▸ **TO DO**: Each entry below should be returned exactly as is, with the pictures removed.

:::::

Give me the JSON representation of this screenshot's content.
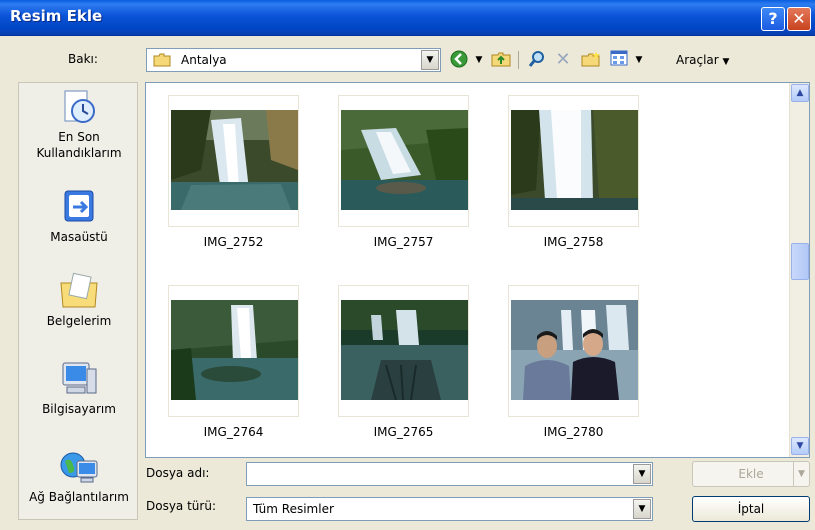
{
  "window": {
    "title": "Resim Ekle",
    "help_label": "?",
    "close_label": "✕"
  },
  "lookin": {
    "label": "Bakı:",
    "value": "Antalya"
  },
  "toolbar": {
    "tools_label": "Araçlar",
    "icons": [
      "back-icon",
      "up-folder-icon",
      "search-web-icon",
      "delete-icon",
      "new-folder-icon",
      "views-icon"
    ]
  },
  "places": [
    {
      "id": "recent",
      "label_line1": "En Son",
      "label_line2": "Kullandıklarım",
      "icon": "recent-documents-icon"
    },
    {
      "id": "desktop",
      "label_line1": "Masaüstü",
      "label_line2": "",
      "icon": "desktop-icon"
    },
    {
      "id": "mydocs",
      "label_line1": "Belgelerim",
      "label_line2": "",
      "icon": "my-documents-icon"
    },
    {
      "id": "computer",
      "label_line1": "Bilgisayarım",
      "label_line2": "",
      "icon": "my-computer-icon"
    },
    {
      "id": "network",
      "label_line1": "Ağ Bağlantılarım",
      "label_line2": "",
      "icon": "network-icon"
    }
  ],
  "files": [
    {
      "name": "IMG_2752"
    },
    {
      "name": "IMG_2757"
    },
    {
      "name": "IMG_2758"
    },
    {
      "name": "IMG_2764"
    },
    {
      "name": "IMG_2765"
    },
    {
      "name": "IMG_2780"
    }
  ],
  "filename": {
    "label": "Dosya adı:",
    "value": ""
  },
  "filetype": {
    "label": "Dosya türü:",
    "value": "Tüm Resimler"
  },
  "buttons": {
    "insert": "Ekle",
    "cancel": "İptal"
  },
  "colors": {
    "titlebar": "#0a54d8",
    "dialog_bg": "#ece9d8",
    "input_border": "#7f9db9"
  }
}
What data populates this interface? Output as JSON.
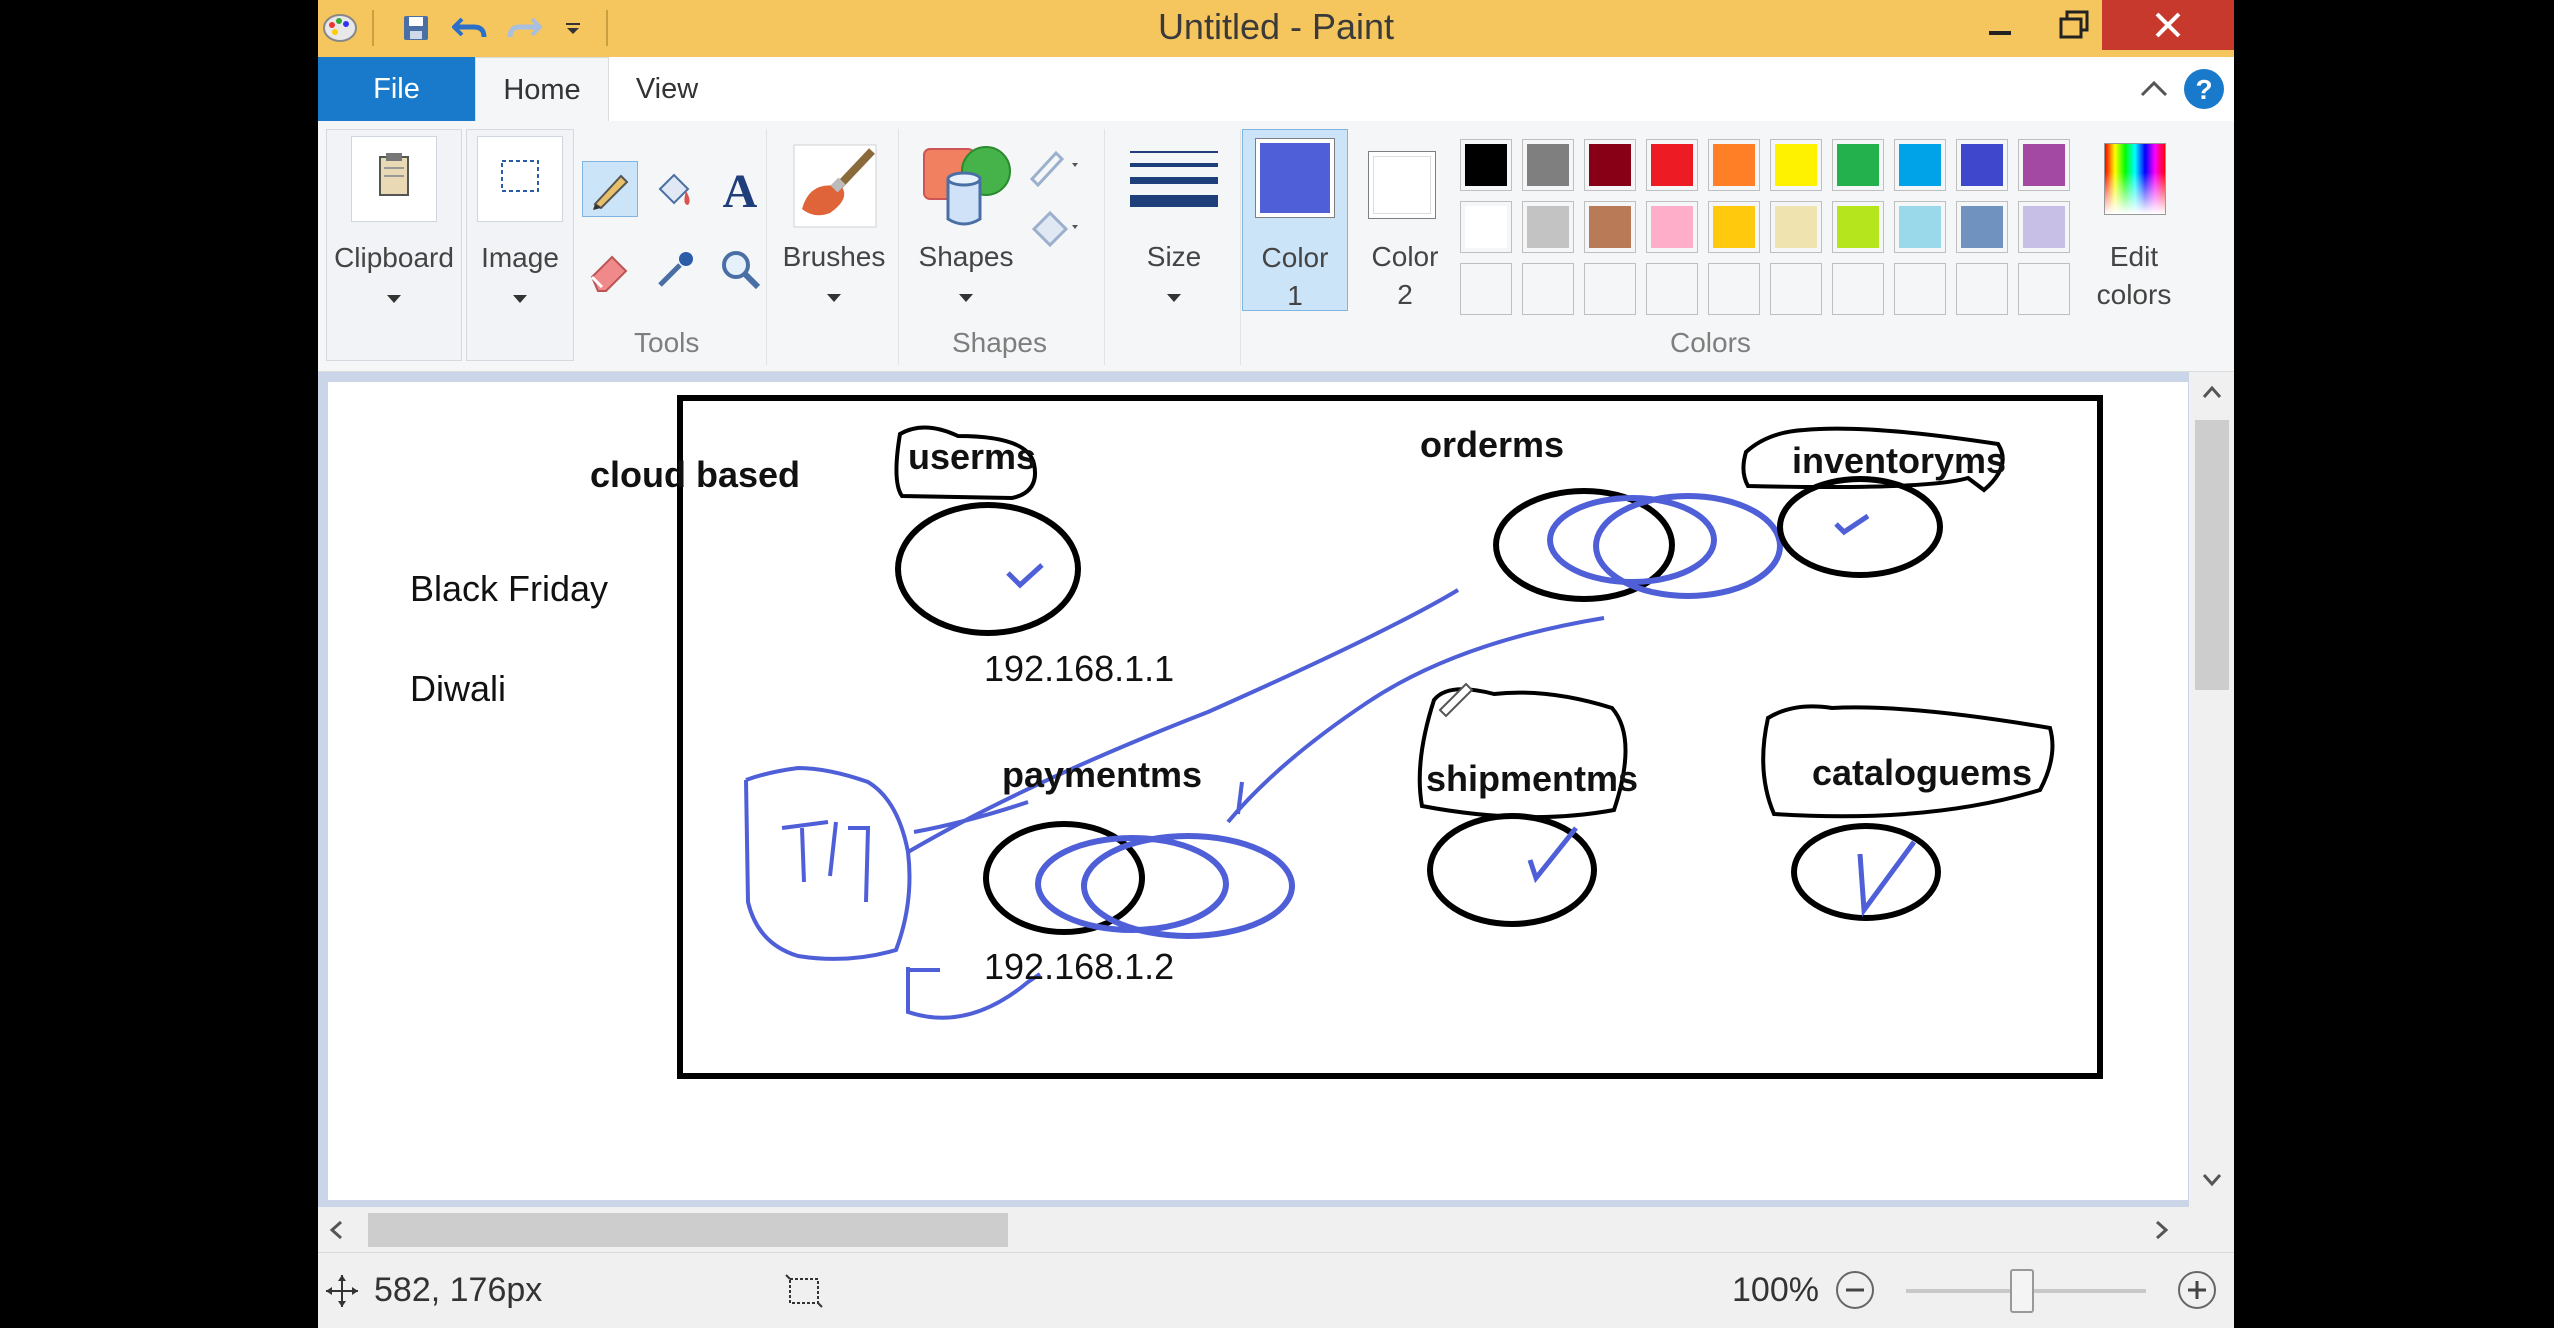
{
  "app": {
    "title": "Untitled - Paint"
  },
  "tabs": {
    "file": "File",
    "home": "Home",
    "view": "View"
  },
  "ribbon": {
    "clipboard": "Clipboard",
    "image": "Image",
    "tools": "Tools",
    "brushes": "Brushes",
    "shapes_btn": "Shapes",
    "shapes_group": "Shapes",
    "size": "Size",
    "color1_a": "Color",
    "color1_b": "1",
    "color2_a": "Color",
    "color2_b": "2",
    "colors_group": "Colors",
    "edit_colors_a": "Edit",
    "edit_colors_b": "colors"
  },
  "colors": {
    "active_color1": "#4f5fd7",
    "active_color2": "#ffffff",
    "row1": [
      "#000000",
      "#7f7f7f",
      "#880015",
      "#ed1c24",
      "#ff7f27",
      "#fff200",
      "#22b14c",
      "#00a2e8",
      "#3f48cc",
      "#a349a4"
    ],
    "row2": [
      "#ffffff",
      "#c3c3c3",
      "#b97a57",
      "#ffaec9",
      "#ffc90e",
      "#efe4b0",
      "#b5e61d",
      "#99d9ea",
      "#7092be",
      "#c8bfe7"
    ]
  },
  "canvas": {
    "cloud_based": "cloud based",
    "black_friday": "Black Friday",
    "diwali": "Diwali",
    "userms": "userms",
    "orderms": "orderms",
    "inventoryms": "inventoryms",
    "ip1": "192.168.1.1",
    "paymentms": "paymentms",
    "shipmentms": "shipmentms",
    "cataloguems": "cataloguems",
    "ip2": "192.168.1.2"
  },
  "status": {
    "coords": "582, 176px",
    "zoom": "100%"
  }
}
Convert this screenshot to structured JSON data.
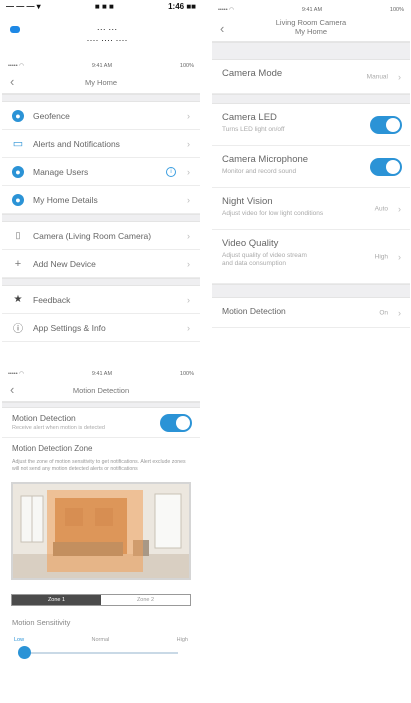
{
  "top_header": {
    "status_left": "— — — ▾",
    "status_mid": "■ ■ ■",
    "status_right": "1:46 ■■",
    "line1": "··· ···",
    "line2": "···· ···· ····"
  },
  "statusbar": {
    "carrier": "••••• ◠",
    "time": "9:41 AM",
    "battery": "100%"
  },
  "my_home": {
    "title": "My Home",
    "items": [
      {
        "label": "Geofence",
        "icon": "geofence-icon"
      },
      {
        "label": "Alerts and Notifications",
        "icon": "alerts-icon"
      },
      {
        "label": "Manage Users",
        "icon": "users-icon",
        "info": "i"
      },
      {
        "label": "My Home Details",
        "icon": "home-details-icon"
      },
      {
        "label": "Camera (Living Room Camera)",
        "icon": "camera-icon"
      },
      {
        "label": "Add New Device",
        "icon": "plus-icon"
      },
      {
        "label": "Feedback",
        "icon": "star-icon"
      },
      {
        "label": "App Settings & Info",
        "icon": "info-icon"
      }
    ]
  },
  "camera": {
    "title_line1": "Living Room Camera",
    "title_line2": "My Home",
    "mode_label": "Camera Mode",
    "mode_value": "Manual",
    "led_label": "Camera LED",
    "led_sub": "Turns LED light on/off",
    "mic_label": "Camera Microphone",
    "mic_sub": "Monitor and record sound",
    "night_label": "Night Vision",
    "night_sub": "Adjust video for low light conditions",
    "night_value": "Auto",
    "quality_label": "Video Quality",
    "quality_sub": "Adjust quality of video stream and data consumption",
    "quality_value": "High",
    "motion_label": "Motion Detection",
    "motion_value": "On"
  },
  "motion": {
    "title": "Motion Detection",
    "toggle_label": "Motion Detection",
    "toggle_sub": "Receive alert when motion is detected",
    "zone_label": "Motion Detection Zone",
    "zone_desc": "Adjust the zone of motion sensitivity to get notifications. Alert exclude zones will not send any motion detected alerts or notifications",
    "zone1": "Zone 1",
    "zone2": "Zone 2",
    "sensitivity_label": "Motion Sensitivity",
    "low": "Low",
    "normal": "Normal",
    "high": "High",
    "sensitivity_level": 0
  },
  "colors": {
    "accent": "#2b93d6",
    "zone_overlay": "#f0a05a"
  }
}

:::::

▸ **RESULT OF THE EXERCISE**:
Give me the JSON representation of this screenshot's content.
{
  "window": {
    "title": "Resim Ekle",
    "help_label": "?",
    "close_label": "✕"
  },
  "lookin": {
    "label": "Bakı:",
    "value": "Antalya"
  },
  "toolbar": {
    "tools_label": "Araçlar",
    "icons": [
      "back-icon",
      "up-folder-icon",
      "search-web-icon",
      "delete-icon",
      "new-folder-icon",
      "views-icon"
    ]
  },
  "places": [
    {
      "id": "recent",
      "label_line1": "En Son",
      "label_line2": "Kullandıklarım",
      "icon": "recent-documents-icon"
    },
    {
      "id": "desktop",
      "label_line1": "Masaüstü",
      "label_line2": "",
      "icon": "desktop-icon"
    },
    {
      "id": "mydocs",
      "label_line1": "Belgelerim",
      "label_line2": "",
      "icon": "my-documents-icon"
    },
    {
      "id": "computer",
      "label_line1": "Bilgisayarım",
      "label_line2": "",
      "icon": "my-computer-icon"
    },
    {
      "id": "network",
      "label_line1": "Ağ Bağlantılarım",
      "label_line2": "",
      "icon": "network-icon"
    }
  ],
  "files": [
    {
      "name": "IMG_2752"
    },
    {
      "name": "IMG_2757"
    },
    {
      "name": "IMG_2758"
    },
    {
      "name": "IMG_2764"
    },
    {
      "name": "IMG_2765"
    },
    {
      "name": "IMG_2780"
    }
  ],
  "filename": {
    "label": "Dosya adı:",
    "value": ""
  },
  "filetype": {
    "label": "Dosya türü:",
    "value": "Tüm Resimler"
  },
  "buttons": {
    "insert": "Ekle",
    "cancel": "İptal"
  },
  "colors": {
    "titlebar": "#0a54d8",
    "dialog_bg": "#ece9d8",
    "input_border": "#7f9db9"
  }
}
What data populates this interface? Output as JSON.
{
  "app": {
    "title": "Untitled - Paint"
  },
  "tabs": {
    "file": "File",
    "home": "Home",
    "view": "View"
  },
  "ribbon": {
    "clipboard": "Clipboard",
    "image": "Image",
    "tools": "Tools",
    "brushes": "Brushes",
    "shapes_btn": "Shapes",
    "shapes_group": "Shapes",
    "size": "Size",
    "color1_a": "Color",
    "color1_b": "1",
    "color2_a": "Color",
    "color2_b": "2",
    "colors_group": "Colors",
    "edit_colors_a": "Edit",
    "edit_colors_b": "colors"
  },
  "colors": {
    "active_color1": "#4f5fd7",
    "active_color2": "#ffffff",
    "row1": [
      "#000000",
      "#7f7f7f",
      "#880015",
      "#ed1c24",
      "#ff7f27",
      "#fff200",
      "#22b14c",
      "#00a2e8",
      "#3f48cc",
      "#a349a4"
    ],
    "row2": [
      "#ffffff",
      "#c3c3c3",
      "#b97a57",
      "#ffaec9",
      "#ffc90e",
      "#efe4b0",
      "#b5e61d",
      "#99d9ea",
      "#7092be",
      "#c8bfe7"
    ]
  },
  "canvas": {
    "cloud_based": "cloud based",
    "black_friday": "Black Friday",
    "diwali": "Diwali",
    "userms": "userms",
    "orderms": "orderms",
    "inventoryms": "inventoryms",
    "ip1": "192.168.1.1",
    "paymentms": "paymentms",
    "shipmentms": "shipmentms",
    "cataloguems": "cataloguems",
    "ip2": "192.168.1.2"
  },
  "status": {
    "coords": "582, 176px",
    "zoom": "100%"
  }
}
Convert this screenshot to structured JSON data.
{
  "top_header": {
    "status_left": "— — — ▾",
    "status_mid": "■ ■ ■",
    "status_right": "1:46 ■■",
    "line1": "··· ···",
    "line2": "···· ···· ····"
  },
  "statusbar": {
    "carrier": "••••• ◠",
    "time": "9:41 AM",
    "battery": "100%"
  },
  "my_home": {
    "title": "My Home",
    "items": [
      {
        "label": "Geofence",
        "icon": "geofence-icon"
      },
      {
        "label": "Alerts and Notifications",
        "icon": "alerts-icon"
      },
      {
        "label": "Manage Users",
        "icon": "users-icon",
        "info": "i"
      },
      {
        "label": "My Home Details",
        "icon": "home-details-icon"
      },
      {
        "label": "Camera (Living Room Camera)",
        "icon": "camera-icon"
      },
      {
        "label": "Add New Device",
        "icon": "plus-icon"
      },
      {
        "label": "Feedback",
        "icon": "star-icon"
      },
      {
        "label": "App Settings & Info",
        "icon": "info-icon"
      }
    ]
  },
  "camera": {
    "title_line1": "Living Room Camera",
    "title_line2": "My Home",
    "mode_label": "Camera Mode",
    "mode_value": "Manual",
    "led_label": "Camera LED",
    "led_sub": "Turns LED light on/off",
    "mic_label": "Camera Microphone",
    "mic_sub": "Monitor and record sound",
    "night_label": "Night Vision",
    "night_sub": "Adjust video for low light conditions",
    "night_value": "Auto",
    "quality_label": "Video Quality",
    "quality_sub": "Adjust quality of video stream and data consumption",
    "quality_value": "High",
    "motion_label": "Motion Detection",
    "motion_value": "On"
  },
  "motion": {
    "title": "Motion Detection",
    "toggle_label": "Motion Detection",
    "toggle_sub": "Receive alert when motion is detected",
    "zone_label": "Motion Detection Zone",
    "zone_desc": "Adjust the zone of motion sensitivity to get notifications. Alert exclude zones will not send any motion detected alerts or notifications",
    "zone1": "Zone 1",
    "zone2": "Zone 2",
    "sensitivity_label": "Motion Sensitivity",
    "low": "Low",
    "normal": "Normal",
    "high": "High",
    "sensitivity_level": 0
  },
  "colors": {
    "accent": "#2b93d6",
    "zone_overlay": "#f0a05a"
  }
}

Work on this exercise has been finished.